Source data

● ● ● ●

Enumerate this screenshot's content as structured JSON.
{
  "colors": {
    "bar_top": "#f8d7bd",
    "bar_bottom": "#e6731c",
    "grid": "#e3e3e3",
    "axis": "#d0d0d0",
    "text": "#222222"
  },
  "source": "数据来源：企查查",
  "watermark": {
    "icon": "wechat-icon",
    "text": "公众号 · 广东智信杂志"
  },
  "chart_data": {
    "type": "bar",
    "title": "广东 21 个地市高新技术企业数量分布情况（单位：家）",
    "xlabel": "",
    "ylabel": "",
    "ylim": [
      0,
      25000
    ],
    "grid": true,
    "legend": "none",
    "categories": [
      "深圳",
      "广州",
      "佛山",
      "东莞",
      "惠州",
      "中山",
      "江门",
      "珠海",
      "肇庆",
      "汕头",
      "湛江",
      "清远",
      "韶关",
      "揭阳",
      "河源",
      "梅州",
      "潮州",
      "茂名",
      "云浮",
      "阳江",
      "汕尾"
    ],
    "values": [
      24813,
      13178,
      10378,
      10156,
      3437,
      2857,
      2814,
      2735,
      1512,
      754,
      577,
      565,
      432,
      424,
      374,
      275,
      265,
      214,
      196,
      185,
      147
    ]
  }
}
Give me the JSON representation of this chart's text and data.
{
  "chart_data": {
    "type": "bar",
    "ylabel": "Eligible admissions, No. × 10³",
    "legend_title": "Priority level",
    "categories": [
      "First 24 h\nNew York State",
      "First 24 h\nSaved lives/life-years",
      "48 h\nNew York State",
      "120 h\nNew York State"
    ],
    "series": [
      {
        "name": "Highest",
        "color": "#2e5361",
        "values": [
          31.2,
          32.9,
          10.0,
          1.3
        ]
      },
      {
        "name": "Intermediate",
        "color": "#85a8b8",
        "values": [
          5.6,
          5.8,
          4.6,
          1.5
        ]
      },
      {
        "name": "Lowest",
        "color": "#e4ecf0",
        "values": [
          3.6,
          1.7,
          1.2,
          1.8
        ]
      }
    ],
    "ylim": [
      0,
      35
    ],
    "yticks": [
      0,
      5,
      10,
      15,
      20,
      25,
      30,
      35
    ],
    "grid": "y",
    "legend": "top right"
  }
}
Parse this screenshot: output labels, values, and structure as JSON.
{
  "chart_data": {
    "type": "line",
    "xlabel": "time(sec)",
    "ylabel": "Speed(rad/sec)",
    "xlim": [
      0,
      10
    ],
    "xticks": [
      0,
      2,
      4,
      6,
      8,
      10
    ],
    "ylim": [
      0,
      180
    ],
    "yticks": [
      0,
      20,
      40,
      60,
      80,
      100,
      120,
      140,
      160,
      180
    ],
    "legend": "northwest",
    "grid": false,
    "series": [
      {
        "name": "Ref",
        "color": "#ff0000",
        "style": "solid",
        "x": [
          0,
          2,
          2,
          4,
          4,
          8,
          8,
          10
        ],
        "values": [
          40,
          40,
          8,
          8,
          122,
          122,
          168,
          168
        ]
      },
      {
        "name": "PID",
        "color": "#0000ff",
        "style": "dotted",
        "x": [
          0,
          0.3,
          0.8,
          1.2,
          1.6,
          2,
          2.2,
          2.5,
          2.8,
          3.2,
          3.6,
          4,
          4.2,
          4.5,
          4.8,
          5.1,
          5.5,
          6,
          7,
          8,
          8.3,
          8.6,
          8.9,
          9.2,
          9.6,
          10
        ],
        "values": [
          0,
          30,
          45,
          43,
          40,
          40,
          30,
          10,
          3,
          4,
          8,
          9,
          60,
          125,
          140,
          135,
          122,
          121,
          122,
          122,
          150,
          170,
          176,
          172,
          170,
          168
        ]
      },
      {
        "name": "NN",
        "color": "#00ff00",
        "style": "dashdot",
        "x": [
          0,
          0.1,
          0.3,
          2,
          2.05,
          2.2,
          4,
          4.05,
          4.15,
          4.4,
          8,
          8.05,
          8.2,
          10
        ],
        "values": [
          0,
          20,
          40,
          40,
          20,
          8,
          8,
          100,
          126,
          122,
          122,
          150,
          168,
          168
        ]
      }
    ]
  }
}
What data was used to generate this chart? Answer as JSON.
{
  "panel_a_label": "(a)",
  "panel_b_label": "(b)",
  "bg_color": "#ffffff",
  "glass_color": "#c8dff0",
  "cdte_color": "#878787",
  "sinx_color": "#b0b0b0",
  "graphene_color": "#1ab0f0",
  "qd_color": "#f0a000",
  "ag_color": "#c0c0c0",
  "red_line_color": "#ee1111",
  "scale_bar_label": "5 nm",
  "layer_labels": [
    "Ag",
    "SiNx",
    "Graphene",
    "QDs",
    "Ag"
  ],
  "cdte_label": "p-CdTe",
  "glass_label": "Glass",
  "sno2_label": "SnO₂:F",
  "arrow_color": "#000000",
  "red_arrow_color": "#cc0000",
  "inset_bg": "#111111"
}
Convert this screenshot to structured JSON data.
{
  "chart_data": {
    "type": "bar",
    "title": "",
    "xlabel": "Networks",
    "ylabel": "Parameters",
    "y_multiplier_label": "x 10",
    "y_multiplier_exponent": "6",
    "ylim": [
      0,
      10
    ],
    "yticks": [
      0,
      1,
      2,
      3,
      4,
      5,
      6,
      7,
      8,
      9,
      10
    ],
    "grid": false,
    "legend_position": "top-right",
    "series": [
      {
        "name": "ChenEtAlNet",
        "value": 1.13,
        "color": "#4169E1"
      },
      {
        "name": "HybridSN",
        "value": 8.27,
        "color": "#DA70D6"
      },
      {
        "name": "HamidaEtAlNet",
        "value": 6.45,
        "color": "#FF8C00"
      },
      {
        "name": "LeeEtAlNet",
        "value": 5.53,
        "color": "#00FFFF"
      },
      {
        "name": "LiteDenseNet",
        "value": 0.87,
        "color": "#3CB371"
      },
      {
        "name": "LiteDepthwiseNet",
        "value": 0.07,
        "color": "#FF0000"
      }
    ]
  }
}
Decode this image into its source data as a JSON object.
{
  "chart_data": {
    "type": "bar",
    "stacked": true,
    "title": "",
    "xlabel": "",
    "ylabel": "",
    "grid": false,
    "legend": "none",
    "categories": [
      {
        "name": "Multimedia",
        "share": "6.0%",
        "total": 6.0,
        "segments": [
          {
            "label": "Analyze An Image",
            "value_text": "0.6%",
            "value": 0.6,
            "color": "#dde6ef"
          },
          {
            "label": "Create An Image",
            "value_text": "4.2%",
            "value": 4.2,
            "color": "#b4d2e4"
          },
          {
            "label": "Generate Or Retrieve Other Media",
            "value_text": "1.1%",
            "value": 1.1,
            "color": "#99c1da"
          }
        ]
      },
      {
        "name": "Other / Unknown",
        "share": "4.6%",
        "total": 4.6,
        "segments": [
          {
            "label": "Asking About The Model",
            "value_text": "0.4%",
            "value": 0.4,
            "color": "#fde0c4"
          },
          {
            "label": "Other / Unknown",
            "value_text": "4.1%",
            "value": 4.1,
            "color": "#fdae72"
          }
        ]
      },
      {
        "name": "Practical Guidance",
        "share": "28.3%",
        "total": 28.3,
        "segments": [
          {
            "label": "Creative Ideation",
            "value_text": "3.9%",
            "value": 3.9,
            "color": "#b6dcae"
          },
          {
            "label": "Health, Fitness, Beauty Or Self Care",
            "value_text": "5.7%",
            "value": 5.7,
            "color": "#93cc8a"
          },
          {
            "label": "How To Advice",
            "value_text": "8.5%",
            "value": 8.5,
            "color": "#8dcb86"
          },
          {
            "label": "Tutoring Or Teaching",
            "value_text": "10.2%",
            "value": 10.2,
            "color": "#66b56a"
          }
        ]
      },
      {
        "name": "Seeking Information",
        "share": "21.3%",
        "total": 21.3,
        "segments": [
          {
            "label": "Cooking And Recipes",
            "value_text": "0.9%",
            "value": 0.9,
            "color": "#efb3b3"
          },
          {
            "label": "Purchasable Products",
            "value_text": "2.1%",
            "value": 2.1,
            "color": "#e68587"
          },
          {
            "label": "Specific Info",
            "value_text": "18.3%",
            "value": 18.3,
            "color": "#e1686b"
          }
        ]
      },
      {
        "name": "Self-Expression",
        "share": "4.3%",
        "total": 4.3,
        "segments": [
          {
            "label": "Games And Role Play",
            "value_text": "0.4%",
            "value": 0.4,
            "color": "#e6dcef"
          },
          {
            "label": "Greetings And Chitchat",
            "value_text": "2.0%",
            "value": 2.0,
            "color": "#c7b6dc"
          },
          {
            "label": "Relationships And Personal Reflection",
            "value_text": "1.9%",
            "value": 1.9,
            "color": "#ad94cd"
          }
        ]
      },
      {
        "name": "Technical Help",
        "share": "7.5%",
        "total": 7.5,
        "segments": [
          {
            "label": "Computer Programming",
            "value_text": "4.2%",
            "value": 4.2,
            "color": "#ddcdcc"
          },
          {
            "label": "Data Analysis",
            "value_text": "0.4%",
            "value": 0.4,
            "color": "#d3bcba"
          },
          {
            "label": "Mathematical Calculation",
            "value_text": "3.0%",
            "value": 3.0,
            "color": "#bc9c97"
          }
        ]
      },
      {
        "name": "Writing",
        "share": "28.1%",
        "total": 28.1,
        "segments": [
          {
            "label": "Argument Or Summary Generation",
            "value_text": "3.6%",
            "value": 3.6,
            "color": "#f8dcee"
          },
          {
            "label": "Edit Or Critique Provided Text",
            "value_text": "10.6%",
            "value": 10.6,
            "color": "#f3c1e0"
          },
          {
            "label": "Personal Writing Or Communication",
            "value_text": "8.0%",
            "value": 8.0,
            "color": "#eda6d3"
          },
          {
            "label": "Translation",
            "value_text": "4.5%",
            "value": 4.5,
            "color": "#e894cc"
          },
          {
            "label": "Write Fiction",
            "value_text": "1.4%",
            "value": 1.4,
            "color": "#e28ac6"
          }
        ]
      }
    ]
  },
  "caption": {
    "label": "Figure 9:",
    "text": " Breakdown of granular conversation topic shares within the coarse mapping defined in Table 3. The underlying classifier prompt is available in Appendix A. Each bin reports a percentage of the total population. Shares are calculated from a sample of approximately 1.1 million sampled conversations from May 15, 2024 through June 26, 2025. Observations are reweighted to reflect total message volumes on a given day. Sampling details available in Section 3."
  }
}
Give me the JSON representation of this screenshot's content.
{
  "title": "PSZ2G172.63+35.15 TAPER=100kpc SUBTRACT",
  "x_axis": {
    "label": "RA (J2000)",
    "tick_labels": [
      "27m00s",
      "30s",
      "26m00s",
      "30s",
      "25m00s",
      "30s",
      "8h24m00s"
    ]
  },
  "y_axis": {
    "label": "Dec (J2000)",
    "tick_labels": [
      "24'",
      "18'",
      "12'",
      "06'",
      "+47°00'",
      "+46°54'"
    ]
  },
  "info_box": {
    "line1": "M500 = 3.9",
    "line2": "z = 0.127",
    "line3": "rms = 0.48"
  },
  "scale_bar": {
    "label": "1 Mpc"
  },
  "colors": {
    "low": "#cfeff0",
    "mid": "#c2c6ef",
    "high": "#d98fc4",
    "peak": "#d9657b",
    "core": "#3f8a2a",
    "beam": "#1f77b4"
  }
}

● ● ● ●

Print only the lines from the one with "Give me the JSON representation of this screenshot's" to the end of the records, both included.

Give me the JSON representation of this screenshot's content.
{
  "title": "PSZ2G172.63+35.15 TAPER=100kpc SUBTRACT",
  "x_axis": {
    "label": "RA (J2000)",
    "tick_labels": [
      "27m00s",
      "30s",
      "26m00s",
      "30s",
      "25m00s",
      "30s",
      "8h24m00s"
    ]
  },
  "y_axis": {
    "label": "Dec (J2000)",
    "tick_labels": [
      "24'",
      "18'",
      "12'",
      "06'",
      "+47°00'",
      "+46°54'"
    ]
  },
  "info_box": {
    "line1": "M500 = 3.9",
    "line2": "z = 0.127",
    "line3": "rms = 0.48"
  },
  "scale_bar": {
    "label": "1 Mpc"
  },
  "colors": {
    "low": "#cfeff0",
    "mid": "#c2c6ef",
    "high": "#d98fc4",
    "peak": "#d9657b",
    "core": "#3f8a2a",
    "beam": "#1f77b4"
  }
}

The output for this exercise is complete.